**GIVEN INSTRUCTION:**
Output all lines exactly, with nothing added or dropped.

**GIVEN DATA:**

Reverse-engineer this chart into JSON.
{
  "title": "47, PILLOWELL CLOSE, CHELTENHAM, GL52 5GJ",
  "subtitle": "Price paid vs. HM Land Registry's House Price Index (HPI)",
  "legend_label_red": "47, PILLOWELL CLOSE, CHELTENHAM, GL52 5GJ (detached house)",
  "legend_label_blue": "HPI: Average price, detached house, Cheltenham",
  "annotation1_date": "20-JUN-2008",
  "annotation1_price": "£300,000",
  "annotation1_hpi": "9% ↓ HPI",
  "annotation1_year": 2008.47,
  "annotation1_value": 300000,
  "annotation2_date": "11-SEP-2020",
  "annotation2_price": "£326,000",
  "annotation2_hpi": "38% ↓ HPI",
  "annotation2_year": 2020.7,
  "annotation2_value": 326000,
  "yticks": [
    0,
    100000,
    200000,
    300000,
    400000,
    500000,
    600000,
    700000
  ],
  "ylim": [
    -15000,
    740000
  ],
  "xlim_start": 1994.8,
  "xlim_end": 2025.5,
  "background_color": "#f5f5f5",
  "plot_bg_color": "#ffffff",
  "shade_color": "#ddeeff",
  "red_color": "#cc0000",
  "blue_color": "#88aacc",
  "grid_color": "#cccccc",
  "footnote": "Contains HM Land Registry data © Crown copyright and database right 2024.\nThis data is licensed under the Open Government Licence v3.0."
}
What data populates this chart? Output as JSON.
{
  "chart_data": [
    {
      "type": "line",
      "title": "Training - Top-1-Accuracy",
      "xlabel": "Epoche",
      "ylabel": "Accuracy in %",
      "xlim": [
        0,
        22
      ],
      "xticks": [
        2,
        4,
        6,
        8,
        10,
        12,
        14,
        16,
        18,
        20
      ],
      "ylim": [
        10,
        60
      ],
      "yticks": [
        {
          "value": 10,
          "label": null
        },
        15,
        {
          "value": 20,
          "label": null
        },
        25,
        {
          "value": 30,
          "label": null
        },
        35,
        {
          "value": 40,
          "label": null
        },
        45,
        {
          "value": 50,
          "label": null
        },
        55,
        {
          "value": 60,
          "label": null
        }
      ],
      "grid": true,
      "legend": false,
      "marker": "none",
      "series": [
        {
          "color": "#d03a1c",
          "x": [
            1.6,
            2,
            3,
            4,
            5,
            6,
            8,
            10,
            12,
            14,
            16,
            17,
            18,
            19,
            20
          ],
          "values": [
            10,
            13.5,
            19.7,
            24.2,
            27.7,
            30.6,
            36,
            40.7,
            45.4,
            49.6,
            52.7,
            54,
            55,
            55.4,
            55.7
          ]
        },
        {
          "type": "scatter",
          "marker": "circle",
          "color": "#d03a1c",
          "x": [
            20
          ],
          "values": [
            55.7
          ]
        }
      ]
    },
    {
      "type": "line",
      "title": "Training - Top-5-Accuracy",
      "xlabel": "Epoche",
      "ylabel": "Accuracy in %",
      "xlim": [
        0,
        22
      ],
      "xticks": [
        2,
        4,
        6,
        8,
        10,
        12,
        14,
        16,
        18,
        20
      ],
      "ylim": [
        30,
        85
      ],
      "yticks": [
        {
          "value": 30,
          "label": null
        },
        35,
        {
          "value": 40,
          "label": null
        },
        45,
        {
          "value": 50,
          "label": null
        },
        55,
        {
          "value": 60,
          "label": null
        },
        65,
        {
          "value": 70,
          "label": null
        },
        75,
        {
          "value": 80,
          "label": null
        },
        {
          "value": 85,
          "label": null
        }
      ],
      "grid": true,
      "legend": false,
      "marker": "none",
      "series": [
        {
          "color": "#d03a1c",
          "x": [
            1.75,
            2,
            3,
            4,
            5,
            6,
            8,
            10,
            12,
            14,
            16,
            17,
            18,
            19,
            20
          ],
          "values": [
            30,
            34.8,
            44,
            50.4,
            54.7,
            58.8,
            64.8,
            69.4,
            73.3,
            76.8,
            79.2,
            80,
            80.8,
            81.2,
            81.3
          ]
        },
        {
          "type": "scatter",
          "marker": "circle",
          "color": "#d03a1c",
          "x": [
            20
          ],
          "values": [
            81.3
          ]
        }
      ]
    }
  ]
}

**TASK ANSWER:**
Reverse-engineer this chart into JSON.
{
  "title": "47, PILLOWELL CLOSE, CHELTENHAM, GL52 5GJ",
  "subtitle": "Price paid vs. HM Land Registry's House Price Index (HPI)",
  "legend_label_red": "47, PILLOWELL CLOSE, CHELTENHAM, GL52 5GJ (detached house)",
  "legend_label_blue": "HPI: Average price, detached house, Cheltenham",
  "annotation1_date": "20-JUN-2008",
  "annotation1_price": "£300,000",
  "annotation1_hpi": "9% ↓ HPI",
  "annotation1_year": 2008.47,
  "annotation1_value": 300000,
  "annotation2_date": "11-SEP-2020",
  "annotation2_price": "£326,000",
  "annotation2_hpi": "38% ↓ HPI",
  "annotation2_year": 2020.7,
  "annotation2_value": 326000,
  "yticks": [
    0,
    100000,
    200000,
    300000,
    400000,
    500000,
    600000,
    700000
  ],
  "ylim": [
    -15000,
    740000
  ],
  "xlim_start": 1994.8,
  "xlim_end": 2025.5,
  "background_color": "#f5f5f5",
  "plot_bg_color": "#ffffff",
  "shade_color": "#ddeeff",
  "red_color": "#cc0000",
  "blue_color": "#88aacc",
  "grid_color": "#cccccc",
  "footnote": "Contains HM Land Registry data © Crown copyright and database right 2024.\nThis data is licensed under the Open Government Licence v3.0."
}
What data populates this chart? Output as JSON.
{
  "chart_data": [
    {
      "type": "line",
      "title": "Training - Top-1-Accuracy",
      "xlabel": "Epoche",
      "ylabel": "Accuracy in %",
      "xlim": [
        0,
        22
      ],
      "xticks": [
        2,
        4,
        6,
        8,
        10,
        12,
        14,
        16,
        18,
        20
      ],
      "ylim": [
        10,
        60
      ],
      "yticks": [
        {
          "value": 10,
          "label": null
        },
        15,
        {
          "value": 20,
          "label": null
        },
        25,
        {
          "value": 30,
          "label": null
        },
        35,
        {
          "value": 40,
          "label": null
        },
        45,
        {
          "value": 50,
          "label": null
        },
        55,
        {
          "value": 60,
          "label": null
        }
      ],
      "grid": true,
      "legend": false,
      "marker": "none",
      "series": [
        {
          "color": "#d03a1c",
          "x": [
            1.6,
            2,
            3,
            4,
            5,
            6,
            8,
            10,
            12,
            14,
            16,
            17,
            18,
            19,
            20
          ],
          "values": [
            10,
            13.5,
            19.7,
            24.2,
            27.7,
            30.6,
            36,
            40.7,
            45.4,
            49.6,
            52.7,
            54,
            55,
            55.4,
            55.7
          ]
        },
        {
          "type": "scatter",
          "marker": "circle",
          "color": "#d03a1c",
          "x": [
            20
          ],
          "values": [
            55.7
          ]
        }
      ]
    },
    {
      "type": "line",
      "title": "Training - Top-5-Accuracy",
      "xlabel": "Epoche",
      "ylabel": "Accuracy in %",
      "xlim": [
        0,
        22
      ],
      "xticks": [
        2,
        4,
        6,
        8,
        10,
        12,
        14,
        16,
        18,
        20
      ],
      "ylim": [
        30,
        85
      ],
      "yticks": [
        {
          "value": 30,
          "label": null
        },
        35,
        {
          "value": 40,
          "label": null
        },
        45,
        {
          "value": 50,
          "label": null
        },
        55,
        {
          "value": 60,
          "label": null
        },
        65,
        {
          "value": 70,
          "label": null
        },
        75,
        {
          "value": 80,
          "label": null
        },
        {
          "value": 85,
          "label": null
        }
      ],
      "grid": true,
      "legend": false,
      "marker": "none",
      "series": [
        {
          "color": "#d03a1c",
          "x": [
            1.75,
            2,
            3,
            4,
            5,
            6,
            8,
            10,
            12,
            14,
            16,
            17,
            18,
            19,
            20
          ],
          "values": [
            30,
            34.8,
            44,
            50.4,
            54.7,
            58.8,
            64.8,
            69.4,
            73.3,
            76.8,
            79.2,
            80,
            80.8,
            81.2,
            81.3
          ]
        },
        {
          "type": "scatter",
          "marker": "circle",
          "color": "#d03a1c",
          "x": [
            20
          ],
          "values": [
            81.3
          ]
        }
      ]
    }
  ]
}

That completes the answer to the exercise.